- _Stated task_:
How many lines in the listing below contain the string "rsmx"? Treat case as significant and reply with the number alone.

- _Source records_:
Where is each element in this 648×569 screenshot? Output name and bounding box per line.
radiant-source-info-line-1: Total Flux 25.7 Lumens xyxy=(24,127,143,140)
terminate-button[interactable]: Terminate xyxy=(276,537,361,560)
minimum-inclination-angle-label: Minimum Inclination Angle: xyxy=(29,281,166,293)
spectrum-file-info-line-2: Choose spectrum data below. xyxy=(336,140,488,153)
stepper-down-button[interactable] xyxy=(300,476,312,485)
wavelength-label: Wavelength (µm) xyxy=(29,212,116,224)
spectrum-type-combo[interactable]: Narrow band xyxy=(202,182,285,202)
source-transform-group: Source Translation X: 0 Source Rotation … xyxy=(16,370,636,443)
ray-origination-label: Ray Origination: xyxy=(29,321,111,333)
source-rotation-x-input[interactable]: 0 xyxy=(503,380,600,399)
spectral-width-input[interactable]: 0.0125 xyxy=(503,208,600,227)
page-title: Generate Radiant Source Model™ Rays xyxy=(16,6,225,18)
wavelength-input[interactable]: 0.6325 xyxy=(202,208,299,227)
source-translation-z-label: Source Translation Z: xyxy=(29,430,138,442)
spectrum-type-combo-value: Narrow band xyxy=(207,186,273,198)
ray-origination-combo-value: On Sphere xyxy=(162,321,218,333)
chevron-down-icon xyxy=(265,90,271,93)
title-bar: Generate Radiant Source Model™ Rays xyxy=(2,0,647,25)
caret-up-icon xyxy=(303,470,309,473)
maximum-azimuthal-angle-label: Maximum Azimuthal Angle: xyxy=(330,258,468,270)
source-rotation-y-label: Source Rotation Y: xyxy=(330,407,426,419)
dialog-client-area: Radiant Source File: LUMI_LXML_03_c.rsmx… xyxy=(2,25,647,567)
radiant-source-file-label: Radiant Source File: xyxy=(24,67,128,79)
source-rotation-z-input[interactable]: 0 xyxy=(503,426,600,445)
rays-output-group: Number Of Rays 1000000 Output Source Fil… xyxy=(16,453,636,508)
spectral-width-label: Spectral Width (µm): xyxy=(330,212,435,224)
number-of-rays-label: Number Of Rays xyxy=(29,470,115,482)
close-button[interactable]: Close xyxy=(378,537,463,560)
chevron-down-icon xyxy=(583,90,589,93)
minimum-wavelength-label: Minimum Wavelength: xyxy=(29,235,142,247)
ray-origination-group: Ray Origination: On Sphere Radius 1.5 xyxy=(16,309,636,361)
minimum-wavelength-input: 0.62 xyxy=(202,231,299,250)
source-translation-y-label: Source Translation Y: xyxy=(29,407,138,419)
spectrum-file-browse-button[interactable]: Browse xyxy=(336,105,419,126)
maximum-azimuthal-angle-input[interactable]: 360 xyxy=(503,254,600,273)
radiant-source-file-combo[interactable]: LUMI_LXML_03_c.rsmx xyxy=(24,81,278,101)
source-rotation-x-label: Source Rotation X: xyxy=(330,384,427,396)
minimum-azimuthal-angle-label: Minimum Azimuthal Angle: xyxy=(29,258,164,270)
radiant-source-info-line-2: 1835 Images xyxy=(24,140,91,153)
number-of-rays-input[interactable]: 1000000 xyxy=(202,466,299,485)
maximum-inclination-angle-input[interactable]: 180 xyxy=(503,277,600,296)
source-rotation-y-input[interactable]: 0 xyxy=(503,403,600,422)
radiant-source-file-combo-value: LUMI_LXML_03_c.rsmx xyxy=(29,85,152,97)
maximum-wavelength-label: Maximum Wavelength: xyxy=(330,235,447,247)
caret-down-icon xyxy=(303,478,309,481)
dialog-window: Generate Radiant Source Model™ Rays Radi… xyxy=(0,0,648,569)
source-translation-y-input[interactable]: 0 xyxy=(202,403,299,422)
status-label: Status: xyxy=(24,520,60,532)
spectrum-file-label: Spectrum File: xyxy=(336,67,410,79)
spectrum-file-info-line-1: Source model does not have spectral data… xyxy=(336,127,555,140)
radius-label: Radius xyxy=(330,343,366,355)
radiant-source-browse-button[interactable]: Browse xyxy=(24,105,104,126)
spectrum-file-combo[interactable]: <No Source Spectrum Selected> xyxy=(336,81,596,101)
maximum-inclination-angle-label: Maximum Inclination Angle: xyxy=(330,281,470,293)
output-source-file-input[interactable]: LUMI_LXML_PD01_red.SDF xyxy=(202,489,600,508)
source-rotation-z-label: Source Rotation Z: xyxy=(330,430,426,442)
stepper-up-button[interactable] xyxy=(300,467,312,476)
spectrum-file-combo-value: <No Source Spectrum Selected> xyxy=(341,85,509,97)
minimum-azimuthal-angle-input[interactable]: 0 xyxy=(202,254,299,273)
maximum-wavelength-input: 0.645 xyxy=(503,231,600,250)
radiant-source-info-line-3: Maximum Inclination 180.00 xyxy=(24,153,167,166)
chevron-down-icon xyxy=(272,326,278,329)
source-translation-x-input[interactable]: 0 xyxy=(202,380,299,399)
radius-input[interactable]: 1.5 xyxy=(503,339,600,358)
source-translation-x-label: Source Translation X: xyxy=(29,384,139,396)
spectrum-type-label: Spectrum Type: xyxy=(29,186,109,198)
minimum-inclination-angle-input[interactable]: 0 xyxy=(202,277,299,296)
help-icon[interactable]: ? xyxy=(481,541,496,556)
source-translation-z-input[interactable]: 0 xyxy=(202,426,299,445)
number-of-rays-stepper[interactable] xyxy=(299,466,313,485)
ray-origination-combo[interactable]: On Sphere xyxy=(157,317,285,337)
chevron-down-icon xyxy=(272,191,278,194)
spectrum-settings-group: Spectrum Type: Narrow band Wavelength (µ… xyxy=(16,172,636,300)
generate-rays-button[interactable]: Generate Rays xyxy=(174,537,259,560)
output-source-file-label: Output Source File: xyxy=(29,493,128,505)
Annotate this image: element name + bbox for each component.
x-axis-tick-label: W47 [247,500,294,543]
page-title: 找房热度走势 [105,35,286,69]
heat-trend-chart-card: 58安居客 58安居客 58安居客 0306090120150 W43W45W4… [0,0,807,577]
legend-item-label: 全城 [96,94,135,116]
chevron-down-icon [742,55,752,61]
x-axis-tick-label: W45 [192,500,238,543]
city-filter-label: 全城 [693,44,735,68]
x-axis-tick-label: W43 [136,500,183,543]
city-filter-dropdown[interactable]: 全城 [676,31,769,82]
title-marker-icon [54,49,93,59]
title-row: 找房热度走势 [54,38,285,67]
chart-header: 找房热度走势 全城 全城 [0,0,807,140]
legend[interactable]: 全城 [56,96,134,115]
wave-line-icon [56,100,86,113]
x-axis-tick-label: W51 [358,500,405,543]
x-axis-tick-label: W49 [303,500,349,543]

- _Response for this exercise_:
3